ページ -
============
不動産コンサルティングの住宅比較株式会社

スタッフブログ

2022.01.18

宅建勉強1月18日(火)

問12

AがBに対し、A所有の甲建物を3年間賃貸する旨の契約をした場合における次の記述のうち、民法及び借地借家法の規定によれば、正しいものはどれか(借地借家法第39条に定める取壊し予定の建物の賃貸借及び同法第40条に定める一時使用目的の建物の賃貸借は考慮しないものとする。)。

  1. AB間の賃貸借契約について、契約の更新がない旨を定めるには、公正証書による等書面によって契約すれば足りる。
  2. 甲建物が居住の用に供する建物である場合には、契約の更新がない旨を定めることはできない。
  3. AがBに対して、期間満了の3月前までに更新しない旨の通知をしなければ、従前の契約と同一の条件で契約を更新したものとみなされるが、その期間は定めがないものとなる。
  4. Bが適法に甲建物をCに転貸していた場合、Aは、Bとの賃貸借契約が解約の申入れによって終了するときは、特段の事情がない限り、Cにその旨の通知をしなければ、賃貸借契約の終了をCに対抗することができない。

解説

  1. “AB間の賃貸借契約について、契約の更新がない旨を定めるには、公正証書による等書面によって契約すれば足りる。”誤り。有効な定期建物賃貸借契約とするためには、公正証書による等書面によって契約するだけでは足りず、賃貸人から賃借人に対して、契約の更新がなく期間満了で終了する旨を記載した書面を交付して説明する必要があります(借地借家法38条1項借地借家法38条2項)。なお、この書面は契約書とは別個の書面でなければなりません(最判平24.9.13)。
  2. “甲建物が居住の用に供する建物である場合には、契約の更新がない旨を定めることはできない。”誤り。本肢のように、居住の用に供する建物である場合に定期建物賃貸借契約を締結できないといった規定はありません。居住用建物でも更新がない旨を定めることができます。
  3. “AがBに対して、期間満了の3月前までに更新しない旨の通知をしなければ、従前の契約と同一の条件で契約を更新したものとみなされるが、その期間は定めがないものとなる。”誤り。期間の定めのある建物賃貸借では、賃貸人から賃借人に対して、期間満了の1年前から半年前までに更新しない旨の通知をしなければ、従前の契約と同一の条件で契約を更新したものとみなされます(借地借家法26条1項)。本肢は「3月前まで」としているので誤りです。
  4. “Bが適法に甲建物をCに転貸していた場合、Aは、Bとの賃貸借契約が解約の申入れによって終了するときは、特段の事情がない限り、Cにその旨の通知をしなければ、賃貸借契約の終了をCに対抗することができない。”[正しい]。建物の転貸借が期間満了や解約申入れにより終了する場合、通知なくして転借人に終了を対抗することはできません(借地借家法34条1項)。逆に捉えると債務不履行による契約解除の場合は、通知なくして転借人に対抗できるということです。
    したがって正しい記述は[4]です。
2022.01.17

宅建勉強1月17日(月)

問11

甲土地につき、期間を50年と定めて賃貸借契約を締結しようとする場合(以下「ケース①」という。)と、期間を15年と定めて賃貸借契約を締結しようとする場合(以下「ケース②」という。)に関する次の記述のうち、民法及び借地借家法の規定によれば、正しいものはどれか。
============
小課題 - 宅建試験の問題を扱ったページから、「3. AがBに対して、期間満」から「で」としているので誤りです。」までを一字も変えずに書き写しなさい。

提供情報 -
============
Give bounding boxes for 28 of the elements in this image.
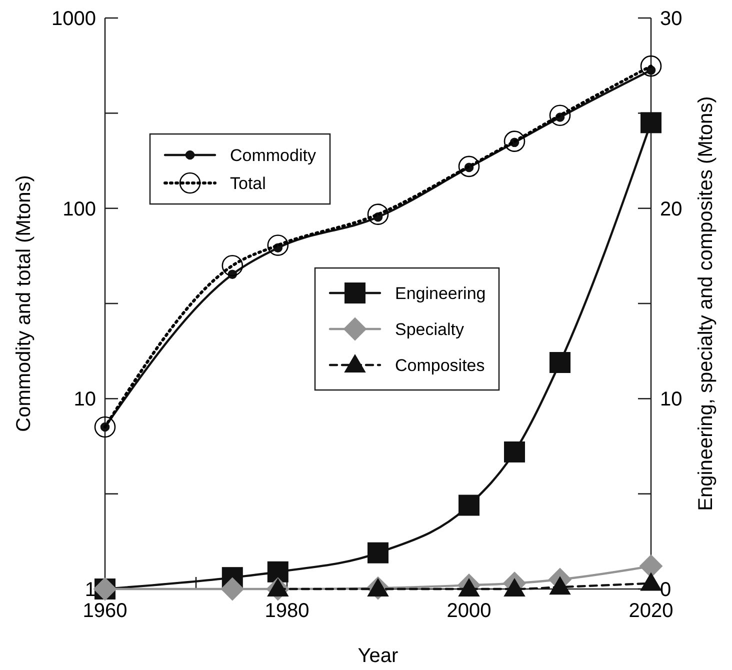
============
解答例 -
3. AがBに対して、期間満了の3月前までに更新しない旨の通知をしなければ、従前の契約と同一の条件で契約を更新したものとみなされるが、その期間は定めがないものとなる。
  4. Bが適法に甲建物をCに転貸していた場合、Aは、Bとの賃貸借契約が解約の申入れによって終了するときは、特段の事情がない限り、Cにその旨の通知をしなければ、賃貸借契約の終了をCに対抗することができない。

解説

  1. “AB間の賃貸借契約について、契約の更新がない旨を定めるには、公正証書による等書面によって契約すれば足りる。”誤り。有効な定期建物賃貸借契約とするためには、公正証書による等書面によって契約するだけでは足りず、賃貸人から賃借人に対して、契約の更新がなく期間満了で終了する旨を記載した書面を交付して説明する必要があります(借地借家法38条1項借地借家法38条2項)。なお、この書面は契約書とは別個の書面でなければなりません(最判平24.9.13)。
  2. “甲建物が居住の用に供する建物である場合には、契約の更新がない旨を定めることはできない。”誤り。本肢のように、居住の用に供する建物である場合に定期建物賃貸借契約を締結できないといった規定はありません。居住用建物でも更新がない旨を定めることができます。
  3. “AがBに対して、期間満了の3月前までに更新しない旨の通知をしなければ、従前の契約と同一の条件で契約を更新したものとみなされるが、その期間は定めがないものとなる。”誤り。期間の定めのある建物賃貸借では、賃貸人から賃借人に対して、期間満了の1年前から半年前までに更新しない旨の通知をしなければ、従前の契約と同一の条件で契約を更新したものとみなされます(借地借家法26条1項)。本肢は「3月前まで」としているので誤りです。